* Exercise brief
Sift the listing for lines that hold the string "assets" and pull them out.

* Working data
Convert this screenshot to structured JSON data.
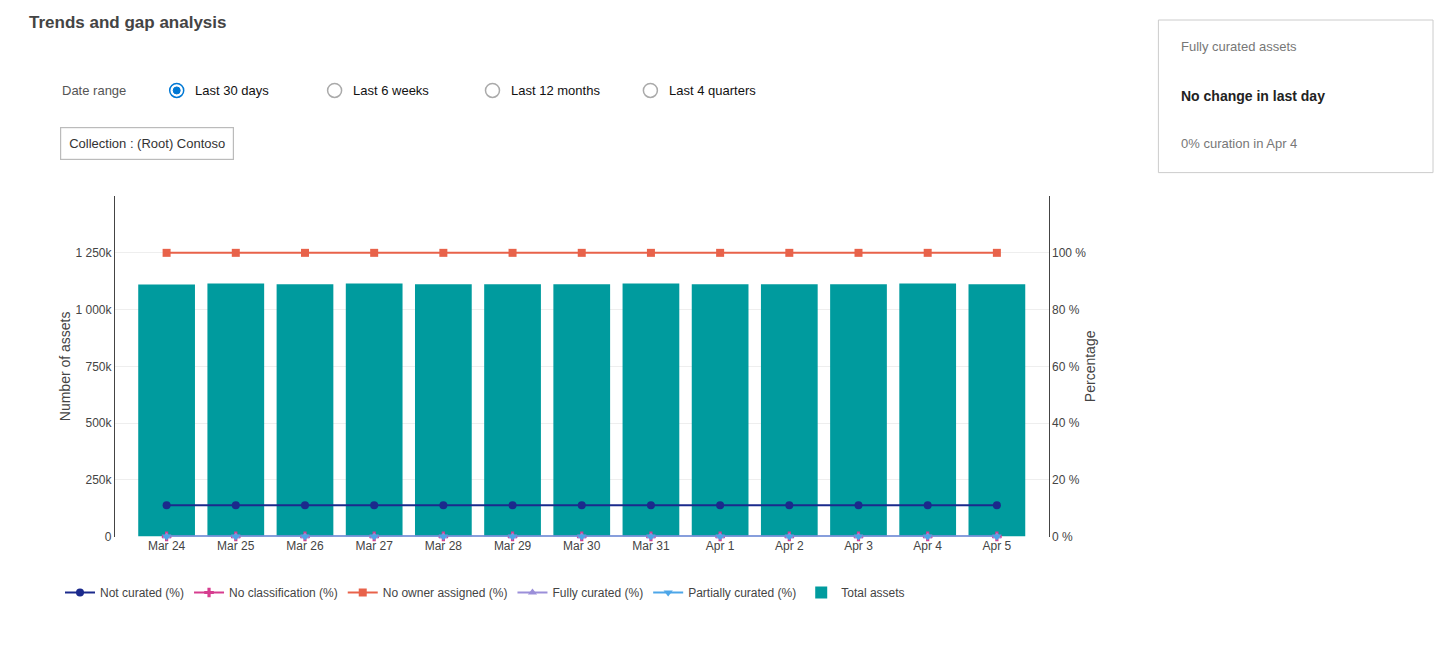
{
  "chart_data": {
    "type": "bar",
    "title": "Trends and gap analysis",
    "annotations": [
      "Date range",
      "Last 30 days",
      "Last 6 weeks",
      "Last 12 months",
      "Last 4 quarters",
      "Collection : (Root) Contoso",
      "Fully curated assets",
      "No change in last day",
      "0% curation in Apr 4"
    ],
    "categories": [
      "Mar 24",
      "Mar 25",
      "Mar 26",
      "Mar 27",
      "Mar 28",
      "Mar 29",
      "Mar 30",
      "Mar 31",
      "Apr 1",
      "Apr 2",
      "Apr 3",
      "Apr 4",
      "Apr 5"
    ],
    "series": [
      {
        "name": "Total assets",
        "type": "bar",
        "color": "#009B9E",
        "values": [
          1110000,
          1115000,
          1112000,
          1115000,
          1112000,
          1112000,
          1112000,
          1115000,
          1112000,
          1112000,
          1112000,
          1115000,
          1112000
        ]
      },
      {
        "name": "Not curated (%)",
        "type": "line",
        "axis": "y2",
        "color": "#1B2A8C",
        "marker": "circle",
        "values": [
          11,
          11,
          11,
          11,
          11,
          11,
          11,
          11,
          11,
          11,
          11,
          11,
          11
        ]
      },
      {
        "name": "No classification (%)",
        "type": "line",
        "axis": "y2",
        "color": "#D63D8F",
        "marker": "plus",
        "values": [
          0.05,
          0.05,
          0.05,
          0.05,
          0.05,
          0.05,
          0.05,
          0.05,
          0.05,
          0.05,
          0.05,
          0.05,
          0.05
        ]
      },
      {
        "name": "No owner assigned (%)",
        "type": "line",
        "axis": "y2",
        "color": "#E8624A",
        "marker": "square",
        "values": [
          100,
          100,
          100,
          100,
          100,
          100,
          100,
          100,
          100,
          100,
          100,
          100,
          100
        ]
      },
      {
        "name": "Fully curated (%)",
        "type": "line",
        "axis": "y2",
        "color": "#9B8FD9",
        "marker": "triangle-up",
        "values": [
          0.0,
          0.0,
          0.0,
          0.0,
          0.0,
          0.0,
          0.0,
          0.0,
          0.0,
          0.0,
          0.0,
          0.0,
          0.0
        ]
      },
      {
        "name": "Partially curated (%)",
        "type": "line",
        "axis": "y2",
        "color": "#4DA6E8",
        "marker": "triangle-down",
        "values": [
          0.0,
          0.0,
          0.0,
          0.0,
          0.0,
          0.0,
          0.0,
          0.0,
          0.0,
          0.0,
          0.0,
          0.0,
          0.0
        ]
      }
    ],
    "ylabel": "Number of assets",
    "ylim": [
      0,
      1500000
    ],
    "yticks": [
      0,
      {
        "value": 250000,
        "label": "250k"
      },
      {
        "value": 500000,
        "label": "500k"
      },
      {
        "value": 750000,
        "label": "750k"
      },
      {
        "value": 1000000,
        "label": "1 000k"
      },
      {
        "value": 1250000,
        "label": "1 250k"
      }
    ],
    "y2label": "Percentage",
    "y2lim": [
      0,
      120
    ],
    "y2ticks": [
      {
        "value": 0,
        "label": "0 %"
      },
      {
        "value": 20,
        "label": "20 %"
      },
      {
        "value": 40,
        "label": "40 %"
      },
      {
        "value": 60,
        "label": "60 %"
      },
      {
        "value": 80,
        "label": "80 %"
      },
      {
        "value": 100,
        "label": "100 %"
      }
    ],
    "grid": true,
    "legend": "bottom"
  }
}
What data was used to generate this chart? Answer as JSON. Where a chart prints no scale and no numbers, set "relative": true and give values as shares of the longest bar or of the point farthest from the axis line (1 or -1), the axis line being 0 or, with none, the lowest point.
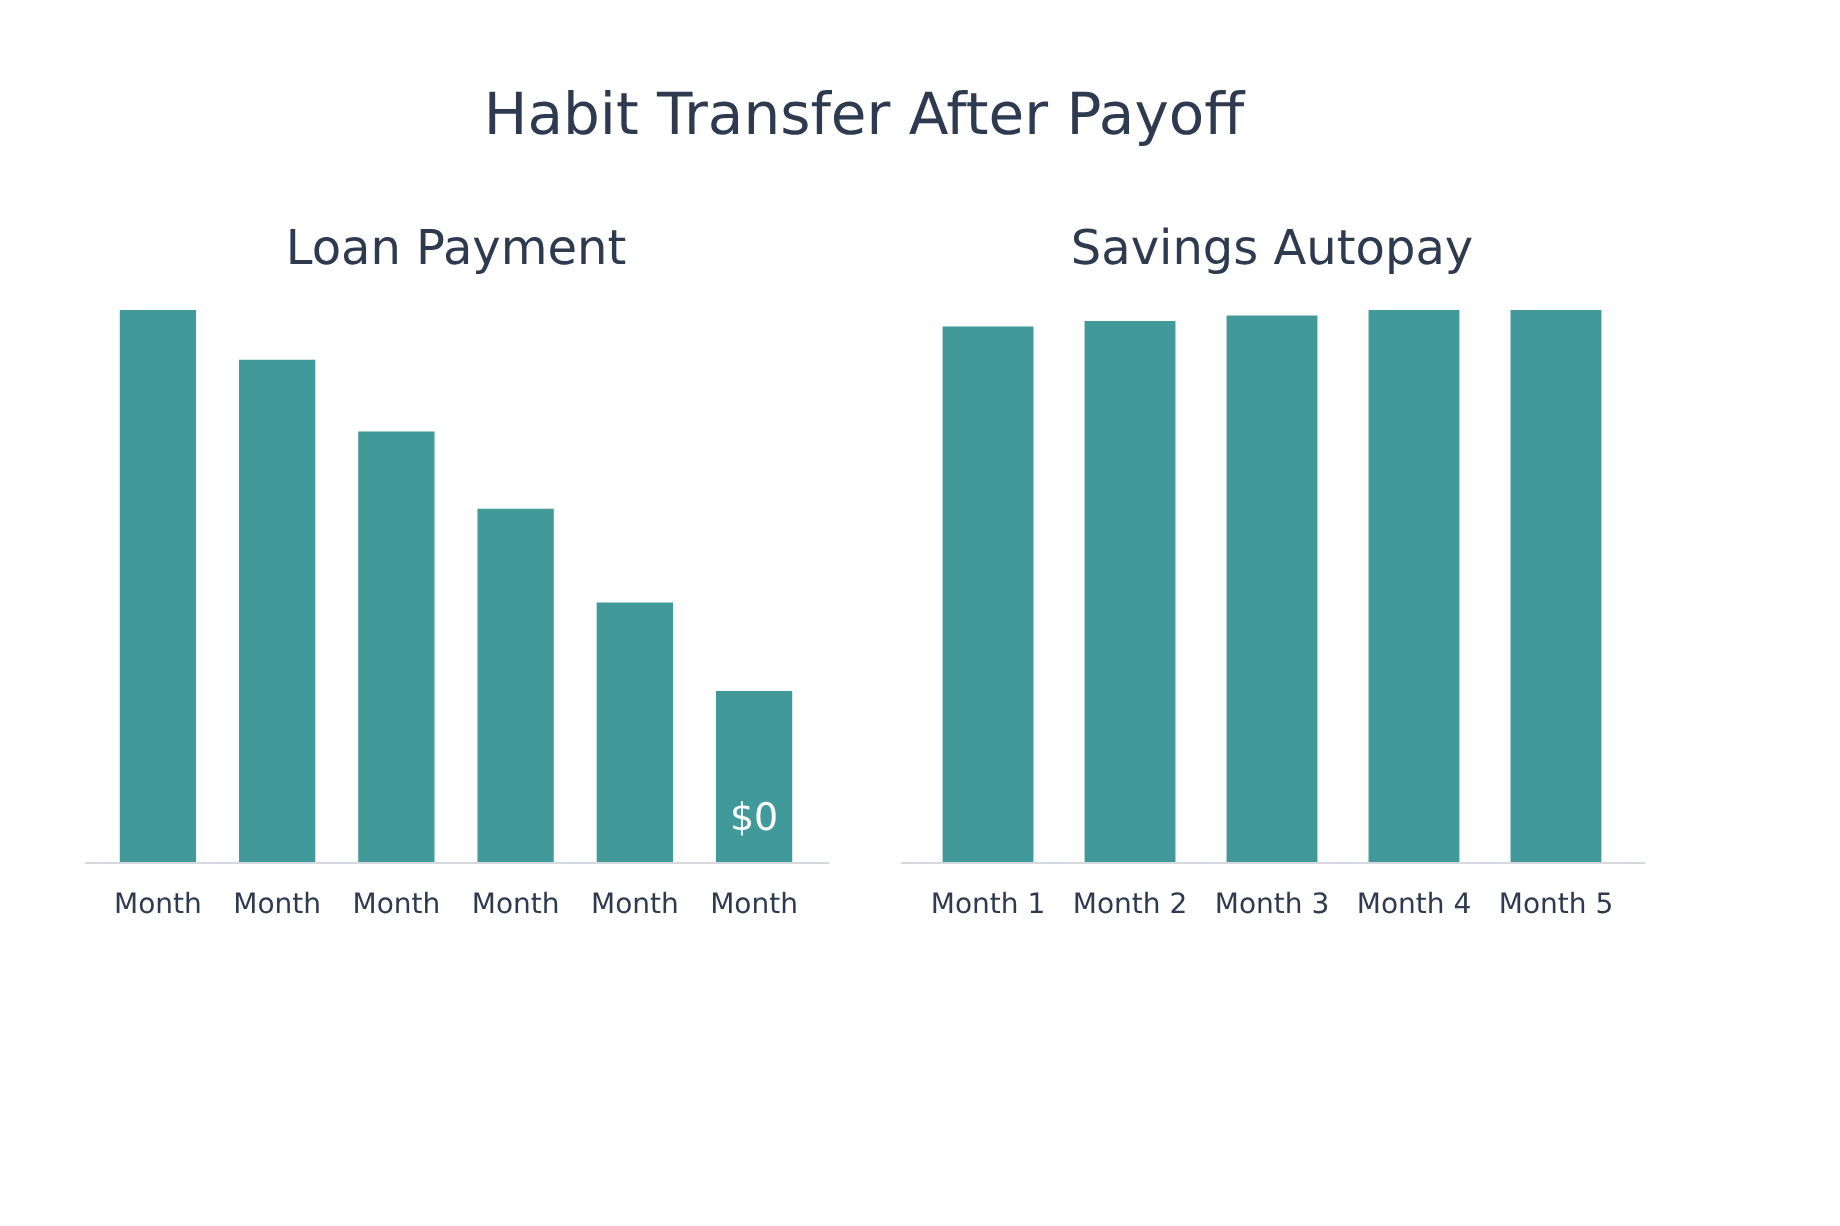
{
  "chart_data": [
    {
      "type": "bar",
      "title": "Loan Payment",
      "annotations": [
        "Habit Transfer After Payoff",
        "$0"
      ],
      "relative": true,
      "categories": [
        "Month",
        "Month",
        "Month",
        "Month",
        "Month",
        "Month"
      ],
      "values": [
        1,
        0.91,
        0.78,
        0.64,
        0.47,
        0.31
      ],
      "color": "#41999a"
    },
    {
      "type": "bar",
      "title": "Savings Autopay",
      "relative": true,
      "categories": [
        "Month 1",
        "Month 2",
        "Month 3",
        "Month 4",
        "Month 5"
      ],
      "values": [
        0.97,
        0.98,
        0.99,
        1,
        1
      ],
      "color": "#41999a"
    }
  ]
}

* Answer to the problem
      "Fully curated assets",
        "name": "Total assets",
    "ylabel": "Number of assets",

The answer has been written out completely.